(Written instruction) Find the lines containing the word "care" and copy every one of them.

Saved data entries:

########################################

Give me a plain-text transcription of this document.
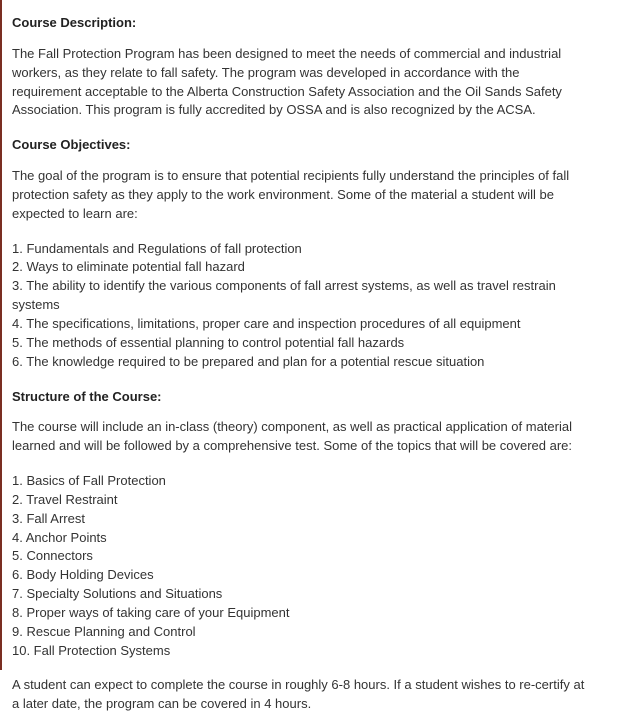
Course Description:

The Fall Protection Program has been designed to meet the needs of commercial and industrial workers, as they relate to fall safety. The program was developed in accordance with the requirement acceptable to the Alberta Construction Safety Association and the Oil Sands Safety Association. This program is fully accredited by OSSA and is also recognized by the ACSA.

Course Objectives:

The goal of the program is to ensure that potential recipients fully understand the principles of fall protection safety as they apply to the work environment. Some of the material a student will be expected to learn are:

1. Fundamentals and Regulations of fall protection
2. Ways to eliminate potential fall hazard
3. The ability to identify the various components of fall arrest systems, as well as travel restrain systems
4. The specifications, limitations, proper care and inspection procedures of all equipment
5. The methods of essential planning to control potential fall hazards
6. The knowledge required to be prepared and plan for a potential rescue situation
Structure of the Course:

The course will include an in-class (theory) component, as well as practical application of material learned and will be followed by a comprehensive test. Some of the topics that will be covered are:

1. Basics of Fall Protection
2. Travel Restraint
3. Fall Arrest
4. Anchor Points
5. Connectors
6. Body Holding Devices
7. Specialty Solutions and Situations
8. Proper ways of taking care of your Equipment
9. Rescue Planning and Control
10. Fall Protection Systems

A student can expect to complete the course in roughly 6-8 hours. If a student wishes to re-certify at a later date, the program can be covered in 4 hours.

########################################

(Final answer)
4. The specifications, limitations, proper care and inspection procedures of all equipment
8. Proper ways of taking care of your Equipment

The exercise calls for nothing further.